Extracted records:
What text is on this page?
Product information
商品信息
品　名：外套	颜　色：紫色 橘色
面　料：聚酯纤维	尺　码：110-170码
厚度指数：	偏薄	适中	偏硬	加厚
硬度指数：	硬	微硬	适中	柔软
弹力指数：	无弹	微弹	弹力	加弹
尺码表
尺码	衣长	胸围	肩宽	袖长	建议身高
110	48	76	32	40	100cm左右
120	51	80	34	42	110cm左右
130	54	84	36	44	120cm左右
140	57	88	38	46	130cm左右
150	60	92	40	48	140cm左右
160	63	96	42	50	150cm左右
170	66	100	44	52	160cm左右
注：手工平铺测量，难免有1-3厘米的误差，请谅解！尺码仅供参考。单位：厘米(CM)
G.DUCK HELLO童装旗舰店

§ **Given exercise**: Repeat the lines above exactly.

§ **Solution**:
What text is on this page?
Product information
商品信息
品　名：外套	颜　色：紫色 橘色
面　料：聚酯纤维	尺　码：110-170码
厚度指数：	偏薄	适中	偏硬	加厚
硬度指数：	硬	微硬	适中	柔软
弹力指数：	无弹	微弹	弹力	加弹
尺码表
尺码	衣长	胸围	肩宽	袖长	建议身高
110	48	76	32	40	100cm左右
120	51	80	34	42	110cm左右
130	54	84	36	44	120cm左右
140	57	88	38	46	130cm左右
150	60	92	40	48	140cm左右
160	63	96	42	50	150cm左右
170	66	100	44	52	160cm左右
注：手工平铺测量，难免有1-3厘米的误差，请谅解！尺码仅供参考。单位：厘米(CM)
G.DUCK HELLO童装旗舰店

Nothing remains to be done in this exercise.